### EXERCISE INSTRUCTIONS
All of the material below is to be repeated exactly.

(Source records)
§ §

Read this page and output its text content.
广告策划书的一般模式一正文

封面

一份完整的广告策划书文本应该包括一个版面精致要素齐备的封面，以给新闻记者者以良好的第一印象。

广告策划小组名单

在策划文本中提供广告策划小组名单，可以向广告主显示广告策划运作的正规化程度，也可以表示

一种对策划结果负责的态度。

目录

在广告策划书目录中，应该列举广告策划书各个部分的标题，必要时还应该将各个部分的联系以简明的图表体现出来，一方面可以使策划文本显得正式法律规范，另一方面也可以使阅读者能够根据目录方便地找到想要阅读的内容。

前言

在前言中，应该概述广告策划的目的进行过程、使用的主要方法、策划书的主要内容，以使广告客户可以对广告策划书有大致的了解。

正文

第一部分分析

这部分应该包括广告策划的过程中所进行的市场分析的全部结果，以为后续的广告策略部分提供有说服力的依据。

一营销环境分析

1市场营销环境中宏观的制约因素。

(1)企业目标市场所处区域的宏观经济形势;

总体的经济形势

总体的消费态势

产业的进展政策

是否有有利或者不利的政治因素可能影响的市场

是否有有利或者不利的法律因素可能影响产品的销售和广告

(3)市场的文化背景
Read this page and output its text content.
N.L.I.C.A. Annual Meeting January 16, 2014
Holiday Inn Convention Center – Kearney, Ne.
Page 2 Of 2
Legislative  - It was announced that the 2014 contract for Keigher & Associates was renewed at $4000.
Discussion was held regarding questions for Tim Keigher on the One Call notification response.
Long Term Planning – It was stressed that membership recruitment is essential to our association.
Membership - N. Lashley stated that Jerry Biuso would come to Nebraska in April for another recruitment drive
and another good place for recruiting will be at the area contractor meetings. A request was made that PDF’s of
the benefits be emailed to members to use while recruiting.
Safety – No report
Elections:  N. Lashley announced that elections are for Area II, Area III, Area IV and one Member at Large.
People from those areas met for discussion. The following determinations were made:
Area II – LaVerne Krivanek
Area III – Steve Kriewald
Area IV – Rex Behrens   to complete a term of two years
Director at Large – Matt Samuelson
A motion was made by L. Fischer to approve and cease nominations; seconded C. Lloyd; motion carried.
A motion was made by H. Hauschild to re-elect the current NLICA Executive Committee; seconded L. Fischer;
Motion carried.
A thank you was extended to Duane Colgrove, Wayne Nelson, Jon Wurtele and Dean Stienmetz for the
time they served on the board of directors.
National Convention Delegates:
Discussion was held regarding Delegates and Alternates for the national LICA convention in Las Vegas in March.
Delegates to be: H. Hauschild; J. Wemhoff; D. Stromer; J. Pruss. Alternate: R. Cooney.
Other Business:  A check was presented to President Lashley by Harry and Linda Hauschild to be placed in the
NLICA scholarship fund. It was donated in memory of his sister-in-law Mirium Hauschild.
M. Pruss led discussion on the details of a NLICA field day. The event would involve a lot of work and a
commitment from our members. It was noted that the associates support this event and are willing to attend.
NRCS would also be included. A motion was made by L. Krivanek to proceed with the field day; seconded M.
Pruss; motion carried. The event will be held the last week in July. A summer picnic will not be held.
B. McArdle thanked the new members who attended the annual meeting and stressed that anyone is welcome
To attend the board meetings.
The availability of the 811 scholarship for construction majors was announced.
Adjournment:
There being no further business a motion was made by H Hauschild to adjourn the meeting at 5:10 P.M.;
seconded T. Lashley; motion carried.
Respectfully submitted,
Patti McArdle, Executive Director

§ §

### ANSWER TO THE TASK
Read this page and output its text content.
广告策划书的一般模式一正文

封面

一份完整的广告策划书文本应该包括一个版面精致要素齐备的封面，以给新闻记者者以良好的第一印象。

广告策划小组名单

在策划文本中提供广告策划小组名单，可以向广告主显示广告策划运作的正规化程度，也可以表示

一种对策划结果负责的态度。

目录

在广告策划书目录中，应该列举广告策划书各个部分的标题，必要时还应该将各个部分的联系以简明的图表体现出来，一方面可以使策划文本显得正式法律规范，另一方面也可以使阅读者能够根据目录方便地找到想要阅读的内容。

前言

在前言中，应该概述广告策划的目的进行过程、使用的主要方法、策划书的主要内容，以使广告客户可以对广告策划书有大致的了解。

正文

第一部分分析

这部分应该包括广告策划的过程中所进行的市场分析的全部结果，以为后续的广告策略部分提供有说服力的依据。

一营销环境分析

1市场营销环境中宏观的制约因素。

(1)企业目标市场所处区域的宏观经济形势;

总体的经济形势

总体的消费态势

产业的进展政策

是否有有利或者不利的政治因素可能影响的市场

是否有有利或者不利的法律因素可能影响产品的销售和广告

(3)市场的文化背景
Read this page and output its text content.
N.L.I.C.A. Annual Meeting January 16, 2014
Holiday Inn Convention Center – Kearney, Ne.
Page 2 Of 2
Legislative  - It was announced that the 2014 contract for Keigher & Associates was renewed at $4000.
Discussion was held regarding questions for Tim Keigher on the One Call notification response.
Long Term Planning – It was stressed that membership recruitment is essential to our association.
Membership - N. Lashley stated that Jerry Biuso would come to Nebraska in April for another recruitment drive
and another good place for recruiting will be at the area contractor meetings. A request was made that PDF’s of
the benefits be emailed to members to use while recruiting.
Safety – No report
Elections:  N. Lashley announced that elections are for Area II, Area III, Area IV and one Member at Large.
People from those areas met for discussion. The following determinations were made:
Area II – LaVerne Krivanek
Area III – Steve Kriewald
Area IV – Rex Behrens   to complete a term of two years
Director at Large – Matt Samuelson
A motion was made by L. Fischer to approve and cease nominations; seconded C. Lloyd; motion carried.
A motion was made by H. Hauschild to re-elect the current NLICA Executive Committee; seconded L. Fischer;
Motion carried.
A thank you was extended to Duane Colgrove, Wayne Nelson, Jon Wurtele and Dean Stienmetz for the
time they served on the board of directors.
National Convention Delegates:
Discussion was held regarding Delegates and Alternates for the national LICA convention in Las Vegas in March.
Delegates to be: H. Hauschild; J. Wemhoff; D. Stromer; J. Pruss. Alternate: R. Cooney.
Other Business:  A check was presented to President Lashley by Harry and Linda Hauschild to be placed in the
NLICA scholarship fund. It was donated in memory of his sister-in-law Mirium Hauschild.
M. Pruss led discussion on the details of a NLICA field day. The event would involve a lot of work and a
commitment from our members. It was noted that the associates support this event and are willing to attend.
NRCS would also be included. A motion was made by L. Krivanek to proceed with the field day; seconded M.
Pruss; motion carried. The event will be held the last week in July. A summer picnic will not be held.
B. McArdle thanked the new members who attended the annual meeting and stressed that anyone is welcome
To attend the board meetings.
The availability of the 811 scholarship for construction majors was announced.
Adjournment:
There being no further business a motion was made by H Hauschild to adjourn the meeting at 5:10 P.M.;
seconded T. Lashley; motion carried.
Respectfully submitted,
Patti McArdle, Executive Director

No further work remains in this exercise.